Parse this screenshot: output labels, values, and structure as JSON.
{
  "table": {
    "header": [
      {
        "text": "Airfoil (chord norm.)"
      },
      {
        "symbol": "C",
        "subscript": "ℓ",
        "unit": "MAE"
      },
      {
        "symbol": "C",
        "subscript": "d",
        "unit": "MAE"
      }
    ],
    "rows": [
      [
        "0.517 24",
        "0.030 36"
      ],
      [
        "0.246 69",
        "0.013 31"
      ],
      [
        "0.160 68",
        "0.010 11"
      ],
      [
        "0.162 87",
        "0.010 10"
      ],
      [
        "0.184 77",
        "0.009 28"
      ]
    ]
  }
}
※
REQUIRED WORK: Retype all of the material above with every character intact.

TASK SOLUTION:
Parse this screenshot: output labels, values, and structure as JSON.
{
  "table": {
    "header": [
      {
        "text": "Airfoil (chord norm.)"
      },
      {
        "symbol": "C",
        "subscript": "ℓ",
        "unit": "MAE"
      },
      {
        "symbol": "C",
        "subscript": "d",
        "unit": "MAE"
      }
    ],
    "rows": [
      [
        "0.517 24",
        "0.030 36"
      ],
      [
        "0.246 69",
        "0.013 31"
      ],
      [
        "0.160 68",
        "0.010 11"
      ],
      [
        "0.162 87",
        "0.010 10"
      ],
      [
        "0.184 77",
        "0.009 28"
      ]
    ]
  }
}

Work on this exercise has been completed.